◆ **THE EXERCISE**
From the records below, extract all the text exactly and leave the images behind.

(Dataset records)
+++++
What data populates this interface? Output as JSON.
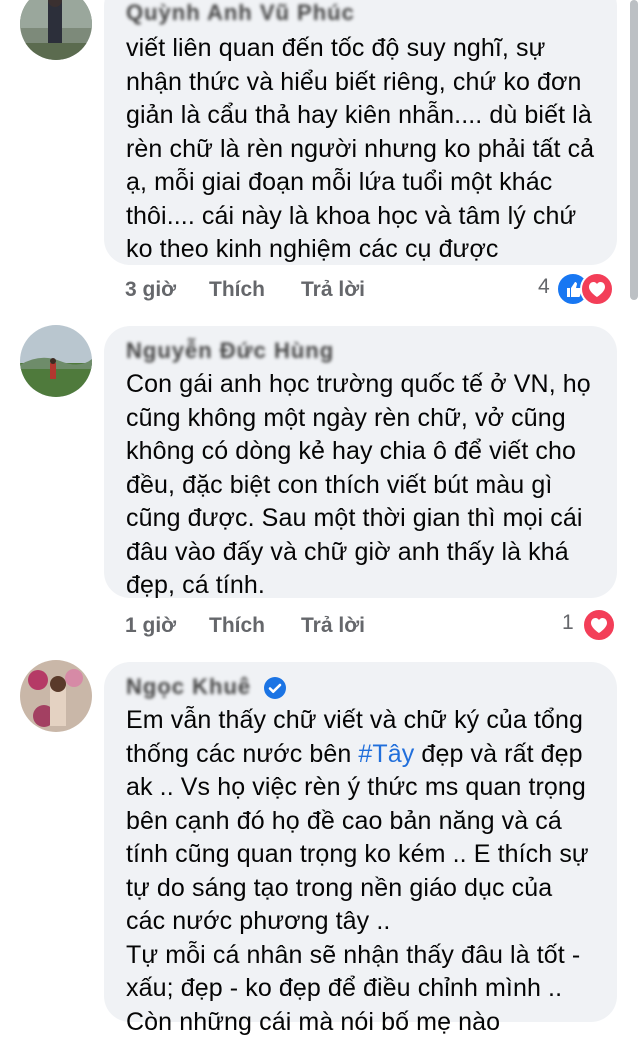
{
  "comments": [
    {
      "author": "Quỳnh Anh Vũ Phúc",
      "lines": [
        "viết liên quan đến tốc độ suy nghĩ, sự",
        "nhận thức và hiểu biết riêng, chứ ko đơn",
        "giản là cẩu thả hay kiên nhẫn.... dù biết là",
        "rèn chữ là rèn người nhưng ko phải tất cả",
        "ạ, mỗi giai đoạn mỗi lứa tuổi một khác",
        "thôi.... cái này là khoa học và tâm lý chứ",
        "ko theo kinh nghiệm các cụ được"
      ],
      "time": "3 giờ",
      "like_label": "Thích",
      "reply_label": "Trả lời",
      "reaction_count": "4",
      "reactions": [
        "like-icon",
        "love-icon"
      ]
    },
    {
      "author": "Nguyễn Đức Hùng",
      "lines": [
        "Con gái anh học trường quốc tế ở VN, họ",
        "cũng không một ngày rèn chữ, vở cũng",
        "không có dòng kẻ hay chia ô để viết cho",
        "đều, đặc biệt con thích viết bút màu gì",
        "cũng được. Sau một thời gian thì mọi cái",
        "đâu vào đấy và chữ giờ anh thấy là khá",
        "đẹp, cá tính."
      ],
      "time": "1 giờ",
      "like_label": "Thích",
      "reply_label": "Trả lời",
      "reaction_count": "1",
      "reactions": [
        "love-icon"
      ]
    },
    {
      "author": "Ngọc Khuê",
      "lines_before_tag": "Em vẫn thấy chữ viết và chữ ký của tổng",
      "line2_prefix": "thống các nước bên ",
      "hashtag": "#Tây",
      "line2_suffix": " đẹp và rất đẹp",
      "lines": [
        "ak .. Vs họ việc rèn ý thức ms quan trọng",
        "bên cạnh đó họ đề cao bản năng và cá",
        "tính cũng quan trọng ko kém .. E thích sự",
        "tự do sáng tạo trong nền giáo dục của",
        "các nước phương tây ..",
        "Tự mỗi cá nhân sẽ nhận thấy đâu là tốt -",
        "xấu; đẹp - ko đẹp để điều chỉnh mình ..",
        "Còn những cái mà nói bố mẹ nào"
      ]
    }
  ]
}
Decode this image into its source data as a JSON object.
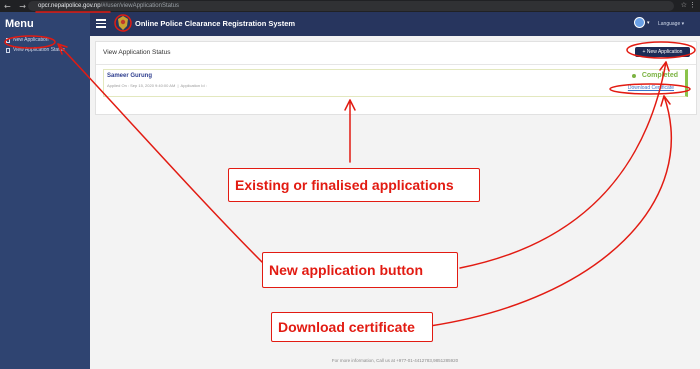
{
  "browser": {
    "nav_glyphs": "← → ↻",
    "url_host": "opcr.nepalpolice.gov.np",
    "url_path": "/#/user/viewApplicationStatus",
    "right_glyphs": "☆ ⋮"
  },
  "sidebar": {
    "title": "Menu",
    "items": [
      {
        "label": "New Application"
      },
      {
        "label": "View Application Status"
      }
    ]
  },
  "header": {
    "title": "Online Police Clearance Registration System",
    "language_label": "Language"
  },
  "main": {
    "card_title": "View Application Status",
    "new_button_label": "+ New Application",
    "application": {
      "name": "Sameer Gurung",
      "applied_on": "Applied On : Sep 15, 2020 9:40:00 AM",
      "application_id": "Application Id :",
      "status": "Completed",
      "download_label": "Download Certificate"
    }
  },
  "footer": {
    "text": "For more information, Call us at +977-01-4412783,9851285920"
  },
  "annotations": {
    "existing": "Existing or finalised applications",
    "new_button": "New application button",
    "download": "Download certificate"
  },
  "colors": {
    "sidebar": "#2f4471",
    "topbar": "#27355e",
    "annotation": "#e21b12",
    "status": "#7cb342"
  }
}
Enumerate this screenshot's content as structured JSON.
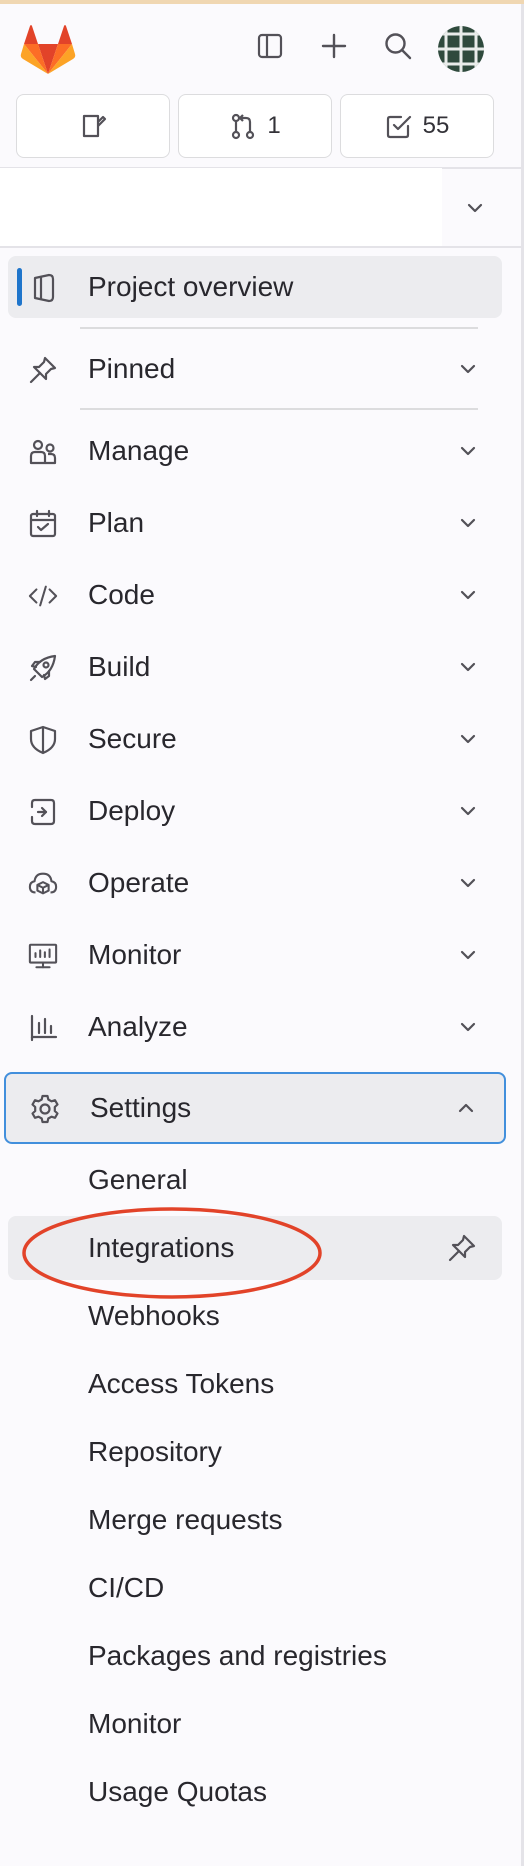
{
  "header": {
    "merge_requests_count": "1",
    "todos_count": "55"
  },
  "nav": {
    "project_overview": "Project overview",
    "pinned": "Pinned",
    "manage": "Manage",
    "plan": "Plan",
    "code": "Code",
    "build": "Build",
    "secure": "Secure",
    "deploy": "Deploy",
    "operate": "Operate",
    "monitor": "Monitor",
    "analyze": "Analyze",
    "settings": "Settings"
  },
  "settings_items": [
    "General",
    "Integrations",
    "Webhooks",
    "Access Tokens",
    "Repository",
    "Merge requests",
    "CI/CD",
    "Packages and registries",
    "Monitor",
    "Usage Quotas"
  ],
  "colors": {
    "accent": "#1f75cb",
    "focus_border": "#428fdc",
    "annotation": "#e24329",
    "logo_orange": "#e24329"
  }
}
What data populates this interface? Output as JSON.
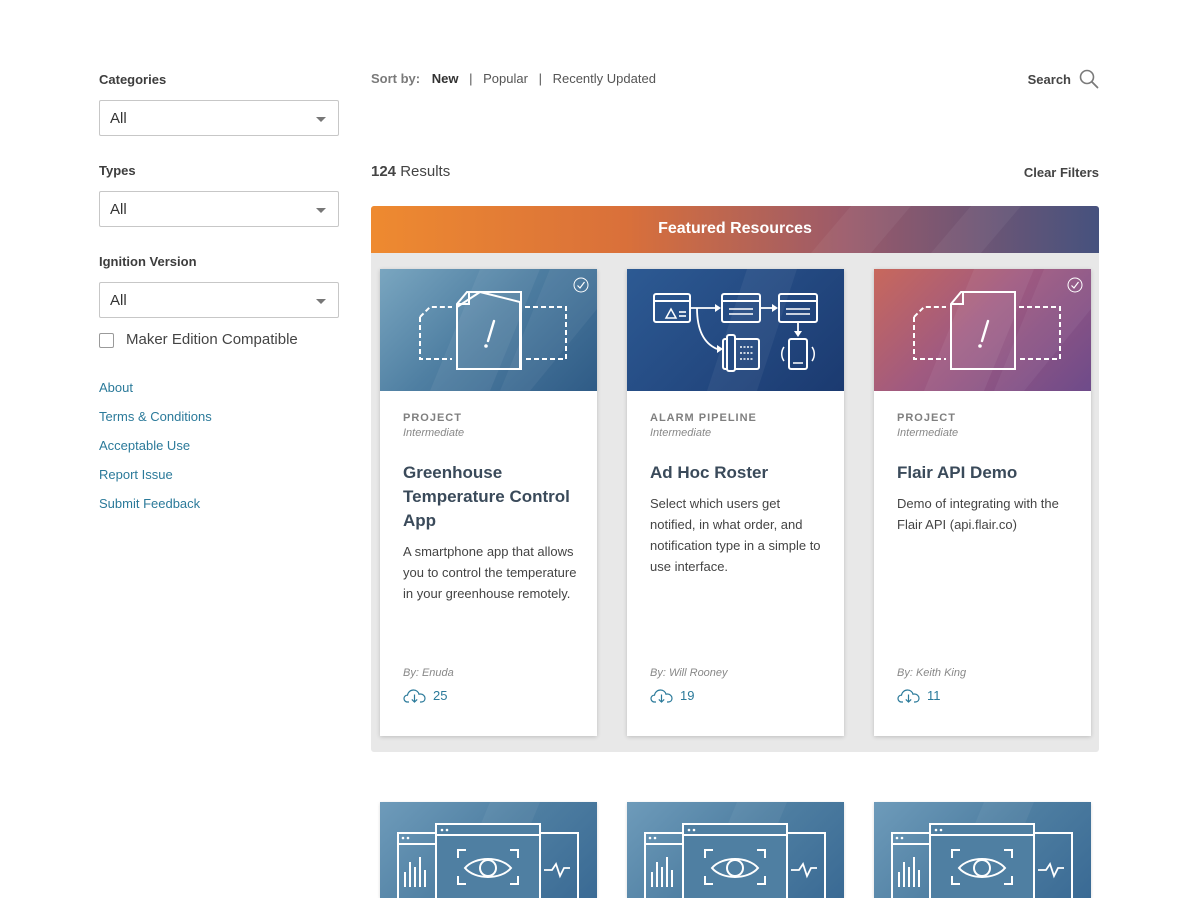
{
  "filters": {
    "categories": {
      "label": "Categories",
      "value": "All"
    },
    "types": {
      "label": "Types",
      "value": "All"
    },
    "ignition_version": {
      "label": "Ignition Version",
      "value": "All"
    },
    "maker_edition": {
      "label": "Maker Edition Compatible",
      "checked": false
    }
  },
  "side_links": [
    "About",
    "Terms & Conditions",
    "Acceptable Use",
    "Report Issue",
    "Submit Feedback"
  ],
  "sort": {
    "label": "Sort by:",
    "options": [
      "New",
      "Popular",
      "Recently Updated"
    ],
    "active": "New"
  },
  "search_label": "Search",
  "results": {
    "count": "124",
    "label": "Results"
  },
  "clear_filters": "Clear Filters",
  "featured": {
    "title": "Featured Resources",
    "cards": [
      {
        "type": "PROJECT",
        "level": "Intermediate",
        "title": "Greenhouse Temperature Control App",
        "description": "A smartphone app that allows you to control the temperature in your greenhouse remotely.",
        "author": "By: Enuda",
        "downloads": "25",
        "verified": true
      },
      {
        "type": "ALARM PIPELINE",
        "level": "Intermediate",
        "title": "Ad Hoc Roster",
        "description": "Select which users get notified, in what order, and notification type in a simple to use interface.",
        "author": "By: Will Rooney",
        "downloads": "19",
        "verified": false
      },
      {
        "type": "PROJECT",
        "level": "Intermediate",
        "title": "Flair API Demo",
        "description": "Demo of integrating with the Flair API (api.flair.co)",
        "author": "By: Keith King",
        "downloads": "11",
        "verified": true
      }
    ]
  },
  "colors": {
    "link": "#2b7a9a",
    "featured_start": "#ee8a30",
    "featured_end": "#46527e"
  }
}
+++++
◆ **RESULT FOR THIS TASK**
What data populates this interface? Output as JSON.
{
  "comments": [
    {
      "author": "Quỳnh Anh Vũ Phúc",
      "lines": [
        "viết liên quan đến tốc độ suy nghĩ, sự",
        "nhận thức và hiểu biết riêng, chứ ko đơn",
        "giản là cẩu thả hay kiên nhẫn.... dù biết là",
        "rèn chữ là rèn người nhưng ko phải tất cả",
        "ạ, mỗi giai đoạn mỗi lứa tuổi một khác",
        "thôi.... cái này là khoa học và tâm lý chứ",
        "ko theo kinh nghiệm các cụ được"
      ],
      "time": "3 giờ",
      "like_label": "Thích",
      "reply_label": "Trả lời",
      "reaction_count": "4",
      "reactions": [
        "like-icon",
        "love-icon"
      ]
    },
    {
      "author": "Nguyễn Đức Hùng",
      "lines": [
        "Con gái anh học trường quốc tế ở VN, họ",
        "cũng không một ngày rèn chữ, vở cũng",
        "không có dòng kẻ hay chia ô để viết cho",
        "đều, đặc biệt con thích viết bút màu gì",
        "cũng được. Sau một thời gian thì mọi cái",
        "đâu vào đấy và chữ giờ anh thấy là khá",
        "đẹp, cá tính."
      ],
      "time": "1 giờ",
      "like_label": "Thích",
      "reply_label": "Trả lời",
      "reaction_count": "1",
      "reactions": [
        "love-icon"
      ]
    },
    {
      "author": "Ngọc Khuê",
      "lines_before_tag": "Em vẫn thấy chữ viết và chữ ký của tổng",
      "line2_prefix": "thống các nước bên ",
      "hashtag": "#Tây",
      "line2_suffix": " đẹp và rất đẹp",
      "lines": [
        "ak .. Vs họ việc rèn ý thức ms quan trọng",
        "bên cạnh đó họ đề cao bản năng và cá",
        "tính cũng quan trọng ko kém .. E thích sự",
        "tự do sáng tạo trong nền giáo dục của",
        "các nước phương tây ..",
        "Tự mỗi cá nhân sẽ nhận thấy đâu là tốt -",
        "xấu; đẹp - ko đẹp để điều chỉnh mình ..",
        "Còn những cái mà nói bố mẹ nào"
      ]
    }
  ]
}
Decode this image into its source data as a JSON object.
{
  "browser": {
    "nav_glyphs": "← → ↻",
    "url_host": "opcr.nepalpolice.gov.np",
    "url_path": "/#/user/viewApplicationStatus",
    "right_glyphs": "☆ ⋮"
  },
  "sidebar": {
    "title": "Menu",
    "items": [
      {
        "label": "New Application"
      },
      {
        "label": "View Application Status"
      }
    ]
  },
  "header": {
    "title": "Online Police Clearance Registration System",
    "language_label": "Language"
  },
  "main": {
    "card_title": "View Application Status",
    "new_button_label": "+ New Application",
    "application": {
      "name": "Sameer Gurung",
      "applied_on": "Applied On : Sep 15, 2020 9:40:00 AM",
      "application_id": "Application Id :",
      "status": "Completed",
      "download_label": "Download Certificate"
    }
  },
  "footer": {
    "text": "For more information, Call us at +977-01-4412783,9851285920"
  },
  "annotations": {
    "existing": "Existing or finalised applications",
    "new_button": "New application button",
    "download": "Download certificate"
  },
  "colors": {
    "sidebar": "#2f4471",
    "topbar": "#27355e",
    "annotation": "#e21b12",
    "status": "#7cb342"
  }
}
Enumerate this screenshot's content as structured JSON.
{
  "header": {
    "merge_requests_count": "1",
    "todos_count": "55"
  },
  "nav": {
    "project_overview": "Project overview",
    "pinned": "Pinned",
    "manage": "Manage",
    "plan": "Plan",
    "code": "Code",
    "build": "Build",
    "secure": "Secure",
    "deploy": "Deploy",
    "operate": "Operate",
    "monitor": "Monitor",
    "analyze": "Analyze",
    "settings": "Settings"
  },
  "settings_items": [
    "General",
    "Integrations",
    "Webhooks",
    "Access Tokens",
    "Repository",
    "Merge requests",
    "CI/CD",
    "Packages and registries",
    "Monitor",
    "Usage Quotas"
  ],
  "colors": {
    "accent": "#1f75cb",
    "focus_border": "#428fdc",
    "annotation": "#e24329",
    "logo_orange": "#e24329"
  }
}
What data populates this interface? Output as JSON.
{
  "filters": {
    "categories": {
      "label": "Categories",
      "value": "All"
    },
    "types": {
      "label": "Types",
      "value": "All"
    },
    "ignition_version": {
      "label": "Ignition Version",
      "value": "All"
    },
    "maker_edition": {
      "label": "Maker Edition Compatible",
      "checked": false
    }
  },
  "side_links": [
    "About",
    "Terms & Conditions",
    "Acceptable Use",
    "Report Issue",
    "Submit Feedback"
  ],
  "sort": {
    "label": "Sort by:",
    "options": [
      "New",
      "Popular",
      "Recently Updated"
    ],
    "active": "New"
  },
  "search_label": "Search",
  "results": {
    "count": "124",
    "label": "Results"
  },
  "clear_filters": "Clear Filters",
  "featured": {
    "title": "Featured Resources",
    "cards": [
      {
        "type": "PROJECT",
        "level": "Intermediate",
        "title": "Greenhouse Temperature Control App",
        "description": "A smartphone app that allows you to control the temperature in your greenhouse remotely.",
        "author": "By: Enuda",
        "downloads": "25",
        "verified": true
      },
      {
        "type": "ALARM PIPELINE",
        "level": "Intermediate",
        "title": "Ad Hoc Roster",
        "description": "Select which users get notified, in what order, and notification type in a simple to use interface.",
        "author": "By: Will Rooney",
        "downloads": "19",
        "verified": false
      },
      {
        "type": "PROJECT",
        "level": "Intermediate",
        "title": "Flair API Demo",
        "description": "Demo of integrating with the Flair API (api.flair.co)",
        "author": "By: Keith King",
        "downloads": "11",
        "verified": true
      }
    ]
  },
  "colors": {
    "link": "#2b7a9a",
    "featured_start": "#ee8a30",
    "featured_end": "#46527e"
  }
}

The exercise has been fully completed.